■ Written request:
Transcribe every line, keeping it exact.

■ Rows:
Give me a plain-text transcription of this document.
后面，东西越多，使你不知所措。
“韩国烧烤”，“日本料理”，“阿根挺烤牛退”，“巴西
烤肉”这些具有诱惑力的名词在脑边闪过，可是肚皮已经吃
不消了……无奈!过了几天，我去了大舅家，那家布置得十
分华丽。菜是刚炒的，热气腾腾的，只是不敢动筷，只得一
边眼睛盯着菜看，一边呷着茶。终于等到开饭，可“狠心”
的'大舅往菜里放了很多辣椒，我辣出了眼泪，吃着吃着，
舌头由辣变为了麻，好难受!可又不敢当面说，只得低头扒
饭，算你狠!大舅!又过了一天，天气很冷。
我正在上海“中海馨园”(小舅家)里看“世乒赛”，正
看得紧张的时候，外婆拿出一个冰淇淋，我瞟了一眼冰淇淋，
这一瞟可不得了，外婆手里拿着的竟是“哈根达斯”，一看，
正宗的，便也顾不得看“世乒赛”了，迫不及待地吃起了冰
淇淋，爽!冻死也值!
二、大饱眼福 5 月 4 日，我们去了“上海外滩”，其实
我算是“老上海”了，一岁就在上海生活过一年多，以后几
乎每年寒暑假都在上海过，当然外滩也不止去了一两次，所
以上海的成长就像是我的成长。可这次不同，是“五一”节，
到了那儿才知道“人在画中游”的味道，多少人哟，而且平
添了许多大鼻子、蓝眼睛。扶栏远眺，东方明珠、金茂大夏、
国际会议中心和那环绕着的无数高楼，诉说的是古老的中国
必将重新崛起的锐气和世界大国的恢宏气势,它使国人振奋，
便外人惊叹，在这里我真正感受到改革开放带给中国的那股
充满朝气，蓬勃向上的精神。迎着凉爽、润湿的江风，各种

■ Output:
Give me a plain-text transcription of this document.
后面，东西越多，使你不知所措。
“韩国烧烤”，“日本料理”，“阿根挺烤牛退”，“巴西
烤肉”这些具有诱惑力的名词在脑边闪过，可是肚皮已经吃
不消了……无奈!过了几天，我去了大舅家，那家布置得十
分华丽。菜是刚炒的，热气腾腾的，只是不敢动筷，只得一
边眼睛盯着菜看，一边呷着茶。终于等到开饭，可“狠心”
的'大舅往菜里放了很多辣椒，我辣出了眼泪，吃着吃着，
舌头由辣变为了麻，好难受!可又不敢当面说，只得低头扒
饭，算你狠!大舅!又过了一天，天气很冷。
我正在上海“中海馨园”(小舅家)里看“世乒赛”，正
看得紧张的时候，外婆拿出一个冰淇淋，我瞟了一眼冰淇淋，
这一瞟可不得了，外婆手里拿着的竟是“哈根达斯”，一看，
正宗的，便也顾不得看“世乒赛”了，迫不及待地吃起了冰
淇淋，爽!冻死也值!
二、大饱眼福 5 月 4 日，我们去了“上海外滩”，其实
我算是“老上海”了，一岁就在上海生活过一年多，以后几
乎每年寒暑假都在上海过，当然外滩也不止去了一两次，所
以上海的成长就像是我的成长。可这次不同，是“五一”节，
到了那儿才知道“人在画中游”的味道，多少人哟，而且平
添了许多大鼻子、蓝眼睛。扶栏远眺，东方明珠、金茂大夏、
国际会议中心和那环绕着的无数高楼，诉说的是古老的中国
必将重新崛起的锐气和世界大国的恢宏气势,它使国人振奋，
便外人惊叹，在这里我真正感受到改革开放带给中国的那股
充满朝气，蓬勃向上的精神。迎着凉爽、润湿的江风，各种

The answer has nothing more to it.